> _STORED ROWS_
--------

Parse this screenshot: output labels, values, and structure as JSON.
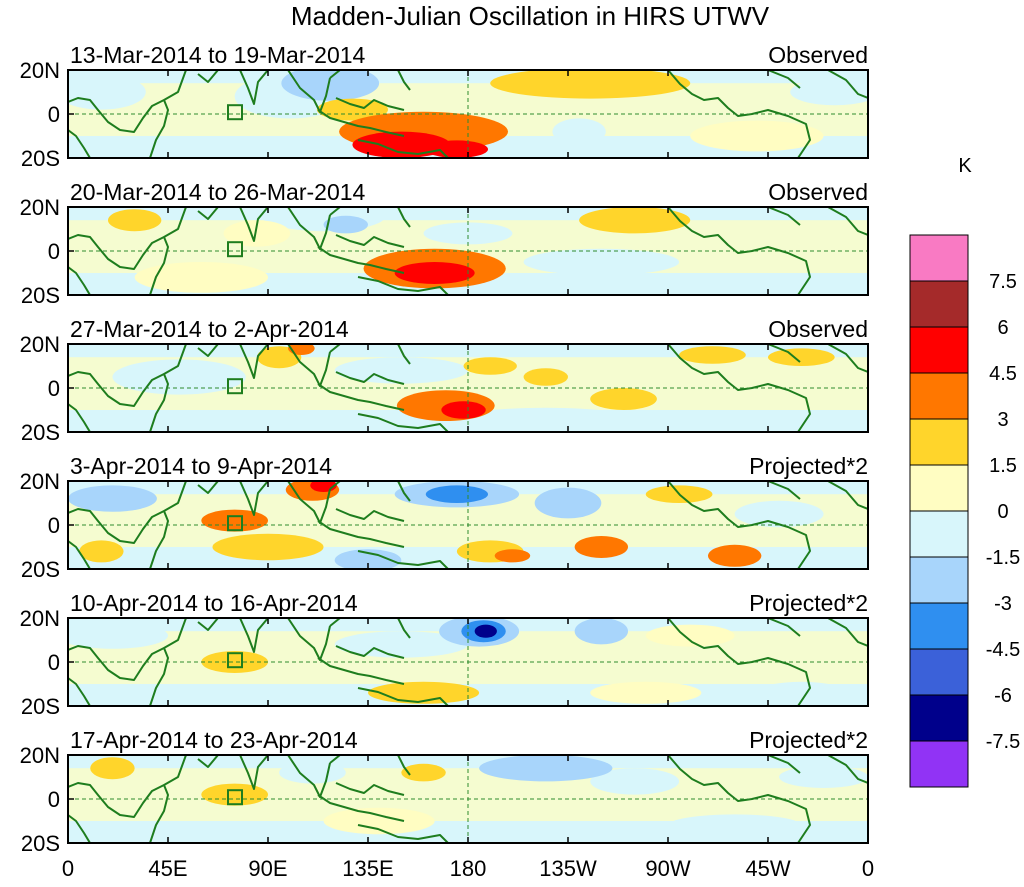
{
  "chart_data": {
    "type": "heatmap",
    "title": "Madden-Julian Oscillation in HIRS UTWV",
    "x_ticks": [
      "0",
      "45E",
      "90E",
      "135E",
      "180",
      "135W",
      "90W",
      "45W",
      "0"
    ],
    "x_range": [
      0,
      360
    ],
    "y_ticks": [
      "20N",
      "0",
      "20S"
    ],
    "y_range": [
      -20,
      20
    ],
    "colorbar": {
      "unit": "K",
      "labels": [
        "7.5",
        "6",
        "4.5",
        "3",
        "1.5",
        "0",
        "-1.5",
        "-3",
        "-4.5",
        "-6",
        "-7.5"
      ],
      "colors": [
        "#f97ac3",
        "#a52a2a",
        "#ff0000",
        "#ff7700",
        "#ffd52b",
        "#fffdc2",
        "#d8f6fb",
        "#a8d5fb",
        "#2f8ff0",
        "#3b61d9",
        "#00008b",
        "#9133f5"
      ]
    },
    "panels": [
      {
        "period": "13-Mar-2014 to 19-Mar-2014",
        "type": "Observed",
        "blobs": [
          {
            "lon": 160,
            "lat": -8,
            "rx": 38,
            "ry": 9,
            "level": 3
          },
          {
            "lon": 150,
            "lat": -14,
            "rx": 22,
            "ry": 6,
            "level": 4
          },
          {
            "lon": 175,
            "lat": -16,
            "rx": 14,
            "ry": 4,
            "level": 4
          },
          {
            "lon": 118,
            "lat": 14,
            "rx": 22,
            "ry": 8,
            "level": -2
          },
          {
            "lon": 100,
            "lat": 8,
            "rx": 25,
            "ry": 10,
            "level": -1
          },
          {
            "lon": 128,
            "lat": 2,
            "rx": 16,
            "ry": 5,
            "level": 2
          },
          {
            "lon": 230,
            "lat": -8,
            "rx": 12,
            "ry": 6,
            "level": -1
          },
          {
            "lon": 235,
            "lat": 14,
            "rx": 45,
            "ry": 7,
            "level": 2
          },
          {
            "lon": 80,
            "lat": -18,
            "rx": 25,
            "ry": 5,
            "level": -1
          },
          {
            "lon": 310,
            "lat": -10,
            "rx": 30,
            "ry": 7,
            "level": 1
          },
          {
            "lon": 15,
            "lat": 10,
            "rx": 20,
            "ry": 8,
            "level": -1
          },
          {
            "lon": 345,
            "lat": 10,
            "rx": 20,
            "ry": 6,
            "level": -1
          }
        ]
      },
      {
        "period": "20-Mar-2014 to 26-Mar-2014",
        "type": "Observed",
        "blobs": [
          {
            "lon": 165,
            "lat": -8,
            "rx": 32,
            "ry": 9,
            "level": 3
          },
          {
            "lon": 165,
            "lat": -10,
            "rx": 18,
            "ry": 5,
            "level": 4
          },
          {
            "lon": 115,
            "lat": 16,
            "rx": 28,
            "ry": 7,
            "level": -1
          },
          {
            "lon": 125,
            "lat": 12,
            "rx": 10,
            "ry": 4,
            "level": -2
          },
          {
            "lon": 30,
            "lat": 14,
            "rx": 12,
            "ry": 5,
            "level": 2
          },
          {
            "lon": 255,
            "lat": 14,
            "rx": 25,
            "ry": 6,
            "level": 2
          },
          {
            "lon": 180,
            "lat": 8,
            "rx": 20,
            "ry": 5,
            "level": -1
          },
          {
            "lon": 240,
            "lat": -5,
            "rx": 35,
            "ry": 6,
            "level": -1
          },
          {
            "lon": 60,
            "lat": -12,
            "rx": 30,
            "ry": 7,
            "level": 1
          },
          {
            "lon": 85,
            "lat": 8,
            "rx": 15,
            "ry": 6,
            "level": 1
          }
        ]
      },
      {
        "period": "27-Mar-2014 to 2-Apr-2014",
        "type": "Observed",
        "blobs": [
          {
            "lon": 170,
            "lat": -8,
            "rx": 22,
            "ry": 7,
            "level": 3
          },
          {
            "lon": 178,
            "lat": -10,
            "rx": 10,
            "ry": 4,
            "level": 4
          },
          {
            "lon": 95,
            "lat": 14,
            "rx": 10,
            "ry": 5,
            "level": 2
          },
          {
            "lon": 105,
            "lat": 18,
            "rx": 6,
            "ry": 3,
            "level": 3
          },
          {
            "lon": 190,
            "lat": 10,
            "rx": 12,
            "ry": 4,
            "level": 2
          },
          {
            "lon": 215,
            "lat": 5,
            "rx": 10,
            "ry": 4,
            "level": 2
          },
          {
            "lon": 250,
            "lat": -5,
            "rx": 15,
            "ry": 5,
            "level": 2
          },
          {
            "lon": 290,
            "lat": 15,
            "rx": 15,
            "ry": 4,
            "level": 2
          },
          {
            "lon": 330,
            "lat": 14,
            "rx": 15,
            "ry": 4,
            "level": 2
          },
          {
            "lon": 150,
            "lat": 8,
            "rx": 30,
            "ry": 6,
            "level": -1
          },
          {
            "lon": 50,
            "lat": 5,
            "rx": 30,
            "ry": 8,
            "level": -1
          },
          {
            "lon": 215,
            "lat": -14,
            "rx": 40,
            "ry": 5,
            "level": -1
          }
        ]
      },
      {
        "period": "3-Apr-2014 to 9-Apr-2014",
        "type": "Projected*2",
        "blobs": [
          {
            "lon": 175,
            "lat": 14,
            "rx": 28,
            "ry": 6,
            "level": -2
          },
          {
            "lon": 175,
            "lat": 14,
            "rx": 14,
            "ry": 4,
            "level": -3
          },
          {
            "lon": 110,
            "lat": 16,
            "rx": 12,
            "ry": 5,
            "level": 3
          },
          {
            "lon": 115,
            "lat": 18,
            "rx": 6,
            "ry": 3,
            "level": 4
          },
          {
            "lon": 75,
            "lat": 2,
            "rx": 15,
            "ry": 5,
            "level": 3
          },
          {
            "lon": 90,
            "lat": -10,
            "rx": 25,
            "ry": 6,
            "level": 2
          },
          {
            "lon": 190,
            "lat": -12,
            "rx": 15,
            "ry": 5,
            "level": 2
          },
          {
            "lon": 200,
            "lat": -14,
            "rx": 8,
            "ry": 3,
            "level": 3
          },
          {
            "lon": 240,
            "lat": -10,
            "rx": 12,
            "ry": 5,
            "level": 3
          },
          {
            "lon": 300,
            "lat": -14,
            "rx": 12,
            "ry": 5,
            "level": 3
          },
          {
            "lon": 275,
            "lat": 14,
            "rx": 15,
            "ry": 4,
            "level": 2
          },
          {
            "lon": 20,
            "lat": 12,
            "rx": 20,
            "ry": 6,
            "level": -2
          },
          {
            "lon": 135,
            "lat": -16,
            "rx": 15,
            "ry": 5,
            "level": -2
          },
          {
            "lon": 225,
            "lat": 10,
            "rx": 15,
            "ry": 7,
            "level": -2
          },
          {
            "lon": 320,
            "lat": 5,
            "rx": 20,
            "ry": 6,
            "level": -1
          },
          {
            "lon": 15,
            "lat": -12,
            "rx": 10,
            "ry": 5,
            "level": 2
          }
        ]
      },
      {
        "period": "10-Apr-2014 to 16-Apr-2014",
        "type": "Projected*2",
        "blobs": [
          {
            "lon": 185,
            "lat": 14,
            "rx": 18,
            "ry": 7,
            "level": -2
          },
          {
            "lon": 187,
            "lat": 14,
            "rx": 10,
            "ry": 5,
            "level": -3
          },
          {
            "lon": 188,
            "lat": 14,
            "rx": 5,
            "ry": 3,
            "level": -5
          },
          {
            "lon": 240,
            "lat": 14,
            "rx": 12,
            "ry": 6,
            "level": -2
          },
          {
            "lon": 150,
            "lat": 8,
            "rx": 30,
            "ry": 6,
            "level": -1
          },
          {
            "lon": 75,
            "lat": 0,
            "rx": 15,
            "ry": 5,
            "level": 2
          },
          {
            "lon": 160,
            "lat": -14,
            "rx": 25,
            "ry": 5,
            "level": 2
          },
          {
            "lon": 260,
            "lat": -14,
            "rx": 25,
            "ry": 5,
            "level": 1
          },
          {
            "lon": 20,
            "lat": 12,
            "rx": 25,
            "ry": 6,
            "level": -1
          },
          {
            "lon": 280,
            "lat": 12,
            "rx": 20,
            "ry": 5,
            "level": 1
          },
          {
            "lon": 330,
            "lat": -14,
            "rx": 20,
            "ry": 5,
            "level": -1
          }
        ]
      },
      {
        "period": "17-Apr-2014 to 23-Apr-2014",
        "type": "Projected*2",
        "blobs": [
          {
            "lon": 215,
            "lat": 14,
            "rx": 30,
            "ry": 6,
            "level": -2
          },
          {
            "lon": 255,
            "lat": 8,
            "rx": 20,
            "ry": 6,
            "level": -1
          },
          {
            "lon": 20,
            "lat": 14,
            "rx": 10,
            "ry": 5,
            "level": 2
          },
          {
            "lon": 75,
            "lat": 2,
            "rx": 15,
            "ry": 5,
            "level": 2
          },
          {
            "lon": 160,
            "lat": 12,
            "rx": 10,
            "ry": 4,
            "level": 2
          },
          {
            "lon": 140,
            "lat": -10,
            "rx": 25,
            "ry": 6,
            "level": 1
          },
          {
            "lon": 300,
            "lat": -12,
            "rx": 30,
            "ry": 5,
            "level": -1
          },
          {
            "lon": 110,
            "lat": 12,
            "rx": 15,
            "ry": 5,
            "level": -1
          },
          {
            "lon": 340,
            "lat": 10,
            "rx": 20,
            "ry": 5,
            "level": -1
          }
        ]
      }
    ]
  }
}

--------

Search the entries for the word "labels" and pick out every line that holds it.

Parse this screenshot: output labels, values, and structure as JSON.
      "labels": [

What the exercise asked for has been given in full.